== Exercise tasks ==
a – In the guide on reaching clients who can't come to you, which platform is called the gold standard in websites?
b – Extend the guide on reaching clients who can't come to you, picking up after its last sentence.

(Excerpted passage Opens)

How to Get Your Product to Clients – When Your Clients Can’t Come to You

Business as usual is no longer the usual way of doing business. To survive the unexpected, you have to expect to innovate and adapt. The key advantage that many small businesses have over big box stores or online shopping is the in-person experience. But what do you do when that is literally no longer an option?

Begin by communicating. If you don’t have a website with an e-mail subscriber list – get one now. WordPress is the gold standard in websites. You can put up a basic website quickly and for free. SquareSpace and Wix are also still viable options, but you will soon find you have outgrown them and that transferring files is time consuming. Don’t duplicate effort if you an avoid it.

If a website just feels like too big of a hurdle right now, it’s OK. You still have plenty of other options. Make your company a Facebook page (not a profile) . You will need a personal Facebook profile in order to do this. A few notes about this

  • Facebook profiles are for individuals. Facebook pages are for everything else – businesses, charities, and any other entity. You may feel it’s quicker and easier to ‘just make a profile’ but don’t. They don’t have the same functionality and eventually, Facebook will do a clean up and you will lose everything. Do it right the first time.
  • Assign more than one administrator. Do not leave a single person as the sole administrator on your page. Should anything happen to that individual – they leave the organization, divorce the owner, or have a massive bout of amnesia – your social media presence is both frozen and compromised. Make handing over any passwords and ending permissions part of any employee exit strategy.
  • Install the Pages Manager on your so you can keep on top of what your customers are saying
  • Use your platform to both push out information about your business and to share information from others, therefore pulling your clientele community together
  • Regularly update and post to your page. Add it to your regular, daily to do list.

(Excerpted passage Closes)
(Material supplied Opens)

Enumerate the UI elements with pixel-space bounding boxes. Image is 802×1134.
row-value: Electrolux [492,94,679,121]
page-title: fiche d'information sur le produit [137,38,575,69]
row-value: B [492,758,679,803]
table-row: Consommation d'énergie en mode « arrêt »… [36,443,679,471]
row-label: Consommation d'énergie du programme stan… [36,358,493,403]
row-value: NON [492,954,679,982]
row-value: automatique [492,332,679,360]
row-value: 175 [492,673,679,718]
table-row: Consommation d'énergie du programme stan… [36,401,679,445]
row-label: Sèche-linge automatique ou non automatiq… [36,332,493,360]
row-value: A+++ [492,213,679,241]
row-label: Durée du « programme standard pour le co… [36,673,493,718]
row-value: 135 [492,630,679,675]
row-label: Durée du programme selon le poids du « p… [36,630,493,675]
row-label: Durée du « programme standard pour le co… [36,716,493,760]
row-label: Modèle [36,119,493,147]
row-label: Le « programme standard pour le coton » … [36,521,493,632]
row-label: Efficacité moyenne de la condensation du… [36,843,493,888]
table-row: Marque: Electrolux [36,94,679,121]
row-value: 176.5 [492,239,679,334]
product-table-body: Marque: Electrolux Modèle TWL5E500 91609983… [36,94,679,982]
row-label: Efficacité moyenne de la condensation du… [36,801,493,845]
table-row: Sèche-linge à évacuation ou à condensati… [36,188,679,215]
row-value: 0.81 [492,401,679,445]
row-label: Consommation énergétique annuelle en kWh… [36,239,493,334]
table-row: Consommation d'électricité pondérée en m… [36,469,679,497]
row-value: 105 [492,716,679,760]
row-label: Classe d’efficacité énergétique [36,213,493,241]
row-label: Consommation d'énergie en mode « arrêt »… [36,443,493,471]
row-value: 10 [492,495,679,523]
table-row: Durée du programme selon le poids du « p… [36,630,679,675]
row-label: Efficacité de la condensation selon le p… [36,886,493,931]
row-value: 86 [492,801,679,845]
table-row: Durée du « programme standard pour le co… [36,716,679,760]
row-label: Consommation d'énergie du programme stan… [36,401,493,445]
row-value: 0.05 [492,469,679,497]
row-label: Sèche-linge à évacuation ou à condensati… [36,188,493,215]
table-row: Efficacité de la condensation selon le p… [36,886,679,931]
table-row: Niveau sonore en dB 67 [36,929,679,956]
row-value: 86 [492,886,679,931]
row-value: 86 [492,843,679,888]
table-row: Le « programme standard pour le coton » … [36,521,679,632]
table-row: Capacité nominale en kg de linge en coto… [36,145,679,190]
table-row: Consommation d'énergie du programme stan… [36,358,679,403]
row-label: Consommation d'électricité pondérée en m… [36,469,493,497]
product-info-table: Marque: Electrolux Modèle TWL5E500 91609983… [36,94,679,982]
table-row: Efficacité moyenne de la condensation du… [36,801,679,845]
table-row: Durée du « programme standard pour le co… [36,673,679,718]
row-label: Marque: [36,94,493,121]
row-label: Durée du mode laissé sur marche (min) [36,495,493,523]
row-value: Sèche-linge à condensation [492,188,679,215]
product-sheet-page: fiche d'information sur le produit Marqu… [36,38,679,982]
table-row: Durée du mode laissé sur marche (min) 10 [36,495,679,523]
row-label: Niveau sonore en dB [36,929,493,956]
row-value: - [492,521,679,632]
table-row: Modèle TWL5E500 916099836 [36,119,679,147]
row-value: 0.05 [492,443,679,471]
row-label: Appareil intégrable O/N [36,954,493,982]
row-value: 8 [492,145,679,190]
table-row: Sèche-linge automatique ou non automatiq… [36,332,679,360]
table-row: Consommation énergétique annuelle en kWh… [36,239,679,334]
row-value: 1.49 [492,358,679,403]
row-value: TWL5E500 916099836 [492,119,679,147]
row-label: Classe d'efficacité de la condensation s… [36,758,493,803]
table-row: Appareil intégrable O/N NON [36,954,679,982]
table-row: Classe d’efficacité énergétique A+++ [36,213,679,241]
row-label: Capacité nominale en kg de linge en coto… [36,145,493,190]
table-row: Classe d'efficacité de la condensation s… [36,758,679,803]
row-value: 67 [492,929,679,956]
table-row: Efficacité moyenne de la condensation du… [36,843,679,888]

(Material supplied Closes)

== Numbered answers ==
a – WordPress.

b –
  • Make sure you fill out as much information as possible and keep it up to date. Full address, phone number, email, hours of operation – all of it.

Consider also using Instagram and Twitter, as well as small platforms like Alignable, to get your message out and your presence known.

Don’t forget Google Maps – and keep your hours up to date. Claim your space, mark your territory, and make sure people know where to find you – even if they can’t walk through the door any more. There is nothing more frustrating than not being able to find something you know should be there.

So now what?

Decide what you can feasibly still deliver to your customer. Do you HAVE to meet face to face? Will a phone call accomplish just as much? What about a video chat? Remember: ‘we’ve never done it that way before’ or ‘I don’t want to’ or even ‘I’m not comfortable with that’ are not reasons – they are excuses. And successful business owners don’t make excuses.

If you sell a mixture of perishable and non-perishable products – is it time to change the mix? Make perishable goods pre-ordered only? Take photos and post them to your Facebook page, letting people know they can call you to purchase items using their credit card or eTransfer. Assign pick up times, numbers, and spots. You probably won’t have the same amount of product going out the door, but it will still be moving.